* Task prompt: Copy out the entries below precisely; nothing is to be omitted.

* Data for the task:
- - -

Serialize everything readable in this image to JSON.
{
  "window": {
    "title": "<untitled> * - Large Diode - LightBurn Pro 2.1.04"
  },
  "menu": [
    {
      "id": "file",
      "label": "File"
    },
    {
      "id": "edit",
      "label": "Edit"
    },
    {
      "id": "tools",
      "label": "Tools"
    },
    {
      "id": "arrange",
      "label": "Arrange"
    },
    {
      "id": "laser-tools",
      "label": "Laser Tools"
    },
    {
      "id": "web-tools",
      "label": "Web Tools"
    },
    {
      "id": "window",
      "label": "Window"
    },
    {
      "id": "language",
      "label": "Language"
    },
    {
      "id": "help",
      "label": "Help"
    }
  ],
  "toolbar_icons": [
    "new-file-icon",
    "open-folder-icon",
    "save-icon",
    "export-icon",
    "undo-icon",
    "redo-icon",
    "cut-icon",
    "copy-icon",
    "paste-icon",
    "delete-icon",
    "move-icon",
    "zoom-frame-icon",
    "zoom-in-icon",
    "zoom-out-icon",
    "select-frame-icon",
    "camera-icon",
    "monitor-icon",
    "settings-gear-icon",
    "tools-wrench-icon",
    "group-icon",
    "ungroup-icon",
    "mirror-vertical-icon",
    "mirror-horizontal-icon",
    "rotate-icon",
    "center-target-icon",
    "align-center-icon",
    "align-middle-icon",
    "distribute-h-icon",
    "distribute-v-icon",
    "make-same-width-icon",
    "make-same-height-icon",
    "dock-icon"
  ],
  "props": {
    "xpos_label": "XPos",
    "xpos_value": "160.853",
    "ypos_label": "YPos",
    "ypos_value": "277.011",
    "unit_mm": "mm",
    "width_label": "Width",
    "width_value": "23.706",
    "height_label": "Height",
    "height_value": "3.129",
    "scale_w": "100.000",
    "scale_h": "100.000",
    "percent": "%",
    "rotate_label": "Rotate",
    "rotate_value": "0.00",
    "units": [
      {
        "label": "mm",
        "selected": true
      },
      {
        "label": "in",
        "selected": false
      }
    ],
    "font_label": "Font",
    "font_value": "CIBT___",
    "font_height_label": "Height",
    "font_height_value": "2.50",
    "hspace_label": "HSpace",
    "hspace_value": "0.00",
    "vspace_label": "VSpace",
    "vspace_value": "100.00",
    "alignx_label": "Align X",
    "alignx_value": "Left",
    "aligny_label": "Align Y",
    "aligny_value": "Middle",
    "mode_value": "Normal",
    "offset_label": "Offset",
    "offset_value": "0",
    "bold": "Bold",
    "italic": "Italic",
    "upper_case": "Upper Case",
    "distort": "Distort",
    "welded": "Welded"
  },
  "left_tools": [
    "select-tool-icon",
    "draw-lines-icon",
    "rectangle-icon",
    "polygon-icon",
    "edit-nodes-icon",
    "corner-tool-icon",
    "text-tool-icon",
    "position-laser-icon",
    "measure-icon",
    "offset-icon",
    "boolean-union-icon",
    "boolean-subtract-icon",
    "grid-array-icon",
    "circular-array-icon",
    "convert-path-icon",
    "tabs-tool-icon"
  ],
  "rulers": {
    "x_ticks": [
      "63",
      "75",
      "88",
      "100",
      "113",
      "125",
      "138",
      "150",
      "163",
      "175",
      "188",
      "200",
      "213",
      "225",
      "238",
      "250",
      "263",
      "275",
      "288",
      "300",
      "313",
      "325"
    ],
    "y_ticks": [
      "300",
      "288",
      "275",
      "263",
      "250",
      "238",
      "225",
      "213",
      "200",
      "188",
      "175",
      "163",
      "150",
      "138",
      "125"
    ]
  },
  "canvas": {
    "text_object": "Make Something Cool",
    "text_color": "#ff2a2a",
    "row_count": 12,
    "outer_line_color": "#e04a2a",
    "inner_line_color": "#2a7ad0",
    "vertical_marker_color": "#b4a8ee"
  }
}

- - -

* Complete output:
Serialize everything readable in this image to JSON.
{
  "window": {
    "title": "<untitled> * - Large Diode - LightBurn Pro 2.1.04"
  },
  "menu": [
    {
      "id": "file",
      "label": "File"
    },
    {
      "id": "edit",
      "label": "Edit"
    },
    {
      "id": "tools",
      "label": "Tools"
    },
    {
      "id": "arrange",
      "label": "Arrange"
    },
    {
      "id": "laser-tools",
      "label": "Laser Tools"
    },
    {
      "id": "web-tools",
      "label": "Web Tools"
    },
    {
      "id": "window",
      "label": "Window"
    },
    {
      "id": "language",
      "label": "Language"
    },
    {
      "id": "help",
      "label": "Help"
    }
  ],
  "toolbar_icons": [
    "new-file-icon",
    "open-folder-icon",
    "save-icon",
    "export-icon",
    "undo-icon",
    "redo-icon",
    "cut-icon",
    "copy-icon",
    "paste-icon",
    "delete-icon",
    "move-icon",
    "zoom-frame-icon",
    "zoom-in-icon",
    "zoom-out-icon",
    "select-frame-icon",
    "camera-icon",
    "monitor-icon",
    "settings-gear-icon",
    "tools-wrench-icon",
    "group-icon",
    "ungroup-icon",
    "mirror-vertical-icon",
    "mirror-horizontal-icon",
    "rotate-icon",
    "center-target-icon",
    "align-center-icon",
    "align-middle-icon",
    "distribute-h-icon",
    "distribute-v-icon",
    "make-same-width-icon",
    "make-same-height-icon",
    "dock-icon"
  ],
  "props": {
    "xpos_label": "XPos",
    "xpos_value": "160.853",
    "ypos_label": "YPos",
    "ypos_value": "277.011",
    "unit_mm": "mm",
    "width_label": "Width",
    "width_value": "23.706",
    "height_label": "Height",
    "height_value": "3.129",
    "scale_w": "100.000",
    "scale_h": "100.000",
    "percent": "%",
    "rotate_label": "Rotate",
    "rotate_value": "0.00",
    "units": [
      {
        "label": "mm",
        "selected": true
      },
      {
        "label": "in",
        "selected": false
      }
    ],
    "font_label": "Font",
    "font_value": "CIBT___",
    "font_height_label": "Height",
    "font_height_value": "2.50",
    "hspace_label": "HSpace",
    "hspace_value": "0.00",
    "vspace_label": "VSpace",
    "vspace_value": "100.00",
    "alignx_label": "Align X",
    "alignx_value": "Left",
    "aligny_label": "Align Y",
    "aligny_value": "Middle",
    "mode_value": "Normal",
    "offset_label": "Offset",
    "offset_value": "0",
    "bold": "Bold",
    "italic": "Italic",
    "upper_case": "Upper Case",
    "distort": "Distort",
    "welded": "Welded"
  },
  "left_tools": [
    "select-tool-icon",
    "draw-lines-icon",
    "rectangle-icon",
    "polygon-icon",
    "edit-nodes-icon",
    "corner-tool-icon",
    "text-tool-icon",
    "position-laser-icon",
    "measure-icon",
    "offset-icon",
    "boolean-union-icon",
    "boolean-subtract-icon",
    "grid-array-icon",
    "circular-array-icon",
    "convert-path-icon",
    "tabs-tool-icon"
  ],
  "rulers": {
    "x_ticks": [
      "63",
      "75",
      "88",
      "100",
      "113",
      "125",
      "138",
      "150",
      "163",
      "175",
      "188",
      "200",
      "213",
      "225",
      "238",
      "250",
      "263",
      "275",
      "288",
      "300",
      "313",
      "325"
    ],
    "y_ticks": [
      "300",
      "288",
      "275",
      "263",
      "250",
      "238",
      "225",
      "213",
      "200",
      "188",
      "175",
      "163",
      "150",
      "138",
      "125"
    ]
  },
  "canvas": {
    "text_object": "Make Something Cool",
    "text_color": "#ff2a2a",
    "row_count": 12,
    "outer_line_color": "#e04a2a",
    "inner_line_color": "#2a7ad0",
    "vertical_marker_color": "#b4a8ee"
  }
}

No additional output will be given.